## PROBLÈME POSÉ 1
Selon le commentaire du psaume 94, quel mot saint Paul remplace-t-il par « sages » lorsqu'il cite le v. 11 ?
## PROBLÈME POSÉ 2
Résumez en trois phrases le commentaire du psaume 94.
## PROBLÈME POSÉ 3
Transcrivez le passage du commentaire du psaume 94 depuis « Le Ps 94 rappelle » jusqu'à « l’intervention de Dieu. » inclus.

## EXTRAIT DU DOCUMENT

________________________

Le psalmiste se souvient que le Seigneur le soutenait quand son pied trébuchait, que le Seigneur le réconfortait et le consolait quand les soucis l’accablaient. L’expérience du passé lui donne confiance dans une intervention future de Dieu. Au v. 20 le psalmiste cède à l’inquiétude devant le silence de Dieu qui paraît se faire complice de l’iniquité. Ce verset pourrait aussi affirmer que Dieu peut tirer de la souffrance une leçon mystérieuse. Le v. 21 insiste : « les impies traitent l’innocent comme s’il était méchant ». Les v. 22-23 sont un appel final au Dieu juste juge. Au doute de la lamentation précédente succède maintenant la profession de foi en la fidélité du Seigneur qui est présenté comme « une forteresse, un rocher, un refuge ». Dieu ne se contente pas de protéger ses fidèles, il intervient dans l’histoire. L’attitude finale du psalmiste est donc celle d’une absolue confiance en Dieu.
Le Ps 94 rappelle donc que la foi sans justice est une hypocrisie. La certitude que Dieu fera justice se fonde sur la capacité de Dieu à voir exactement ce qui se passe et à traiter différemment les méchants et les justes. Les impies prennent Dieu pour un aveugle; à eux plutôt d’ouvrir les yeux et de comprendre! Face au drame qui se vit au sein du peuple, le psalmiste trouve en Dieu créateur et auteur de la loi sa raison d’espérer le jugement, le retour à la normale par un double revirement de situation : pour le méchant, revirement de la joie vers la tombe; pour le peuple opprimé, revirement du sentiment d’abandon vers l’intervention de Dieu.
Dans le Nouveau Testament, saint Paul cite le v. 11 en 1 Co 3,19-20 en comparant la sagesse de Dieu à la sagesse de ce monde: « Car la sagesse de ce monde est folie devant Dieu. Il est écrit en effet : […] ‘Le Seigneur connaît les pensées des sages; il sait qu’elles sont vaines ». Paul adapte en remplaçant « humains » par « sages ». On a aussi vu une allusion au v. 14 en Rm 11,1-2 dans la section où Paul parle de la situation d’Israël (Rm 9–11). Il écrit : « Je demande donc : Dieu aurait-il rejeté son peuple? Certes non! ». Il y a peut-être une allusion du v. 19 en 2 Co 1,5 ou une autre allusion en 1 Th 4,6 où Paul affirme que « le Seigneur tire vengeance de tout cela ».

________________________

[Entrées de la collection]
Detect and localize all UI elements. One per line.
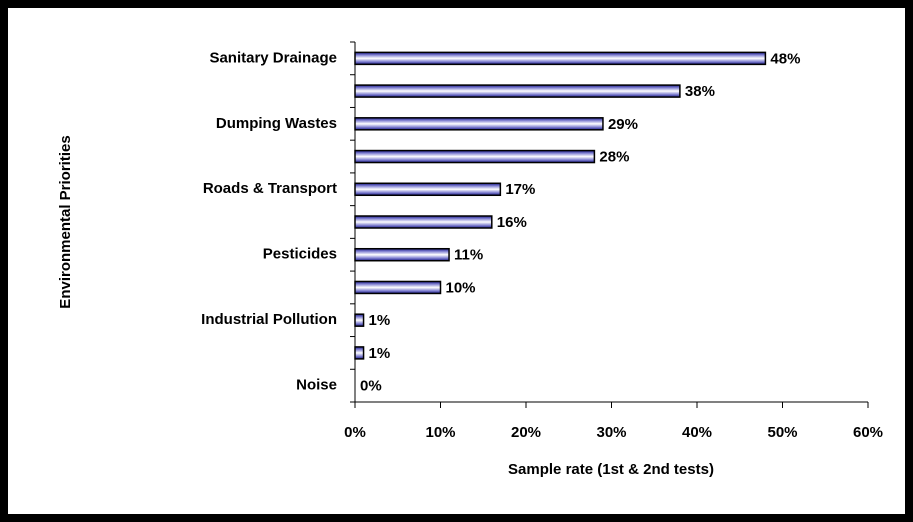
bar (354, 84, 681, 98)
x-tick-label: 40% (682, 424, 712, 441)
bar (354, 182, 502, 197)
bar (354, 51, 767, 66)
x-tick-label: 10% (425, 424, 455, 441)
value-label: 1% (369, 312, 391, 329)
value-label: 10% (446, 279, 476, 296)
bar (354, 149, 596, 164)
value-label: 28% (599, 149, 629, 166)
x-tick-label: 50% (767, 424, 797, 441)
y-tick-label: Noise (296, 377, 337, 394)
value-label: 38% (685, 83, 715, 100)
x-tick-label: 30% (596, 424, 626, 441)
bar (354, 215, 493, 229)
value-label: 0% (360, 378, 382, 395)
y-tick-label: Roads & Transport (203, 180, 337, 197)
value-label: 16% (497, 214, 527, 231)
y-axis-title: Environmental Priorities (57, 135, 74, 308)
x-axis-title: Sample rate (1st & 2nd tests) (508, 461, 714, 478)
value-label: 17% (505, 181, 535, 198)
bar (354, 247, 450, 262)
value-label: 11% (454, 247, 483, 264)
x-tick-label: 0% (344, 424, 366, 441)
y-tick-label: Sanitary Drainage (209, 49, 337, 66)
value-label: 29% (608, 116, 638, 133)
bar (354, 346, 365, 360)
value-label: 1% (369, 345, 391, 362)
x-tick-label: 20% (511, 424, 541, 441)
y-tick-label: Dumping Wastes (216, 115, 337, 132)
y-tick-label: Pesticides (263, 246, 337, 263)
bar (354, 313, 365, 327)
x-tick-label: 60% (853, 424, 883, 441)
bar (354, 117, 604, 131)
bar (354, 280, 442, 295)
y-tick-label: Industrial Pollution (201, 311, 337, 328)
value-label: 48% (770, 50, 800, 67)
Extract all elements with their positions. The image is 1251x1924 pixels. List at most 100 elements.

________________________

## RÉPONSE COMPLÈTE 1
Il remplace le mot « humains » par « sages ».

## RÉPONSE COMPLÈTE 2
Fort de l'expérience du passé, le psalmiste passe de l'inquiétude devant le silence de Dieu à une absolue confiance en lui, présenté comme « une forteresse, un rocher, un refuge ». Le psaume rappelle que la foi sans justice est une hypocrisie, et le psalmiste espère un double revirement de situation, pour le méchant comme pour le peuple opprimé. Dans le Nouveau Testament, saint Paul cite le v. 11 de ce psaume, et on a vu des allusions à d'autres versets dans ses lettres.

## RÉPONSE COMPLÈTE 3
Le Ps 94 rappelle donc que la foi sans justice est une hypocrisie. La certitude que Dieu fera justice se fonde sur la capacité de Dieu à voir exactement ce qui se passe et à traiter différemment les méchants et les justes. Les impies prennent Dieu pour un aveugle; à eux plutôt d’ouvrir les yeux et de comprendre! Face au drame qui se vit au sein du peuple, le psalmiste trouve en Dieu créateur et auteur de la loi sa raison d’espérer le jugement, le retour à la normale par un double revirement de situation : pour le méchant, revirement de la joie vers la tombe; pour le peuple opprimé, revirement du sentiment d’abandon vers l’intervention de Dieu.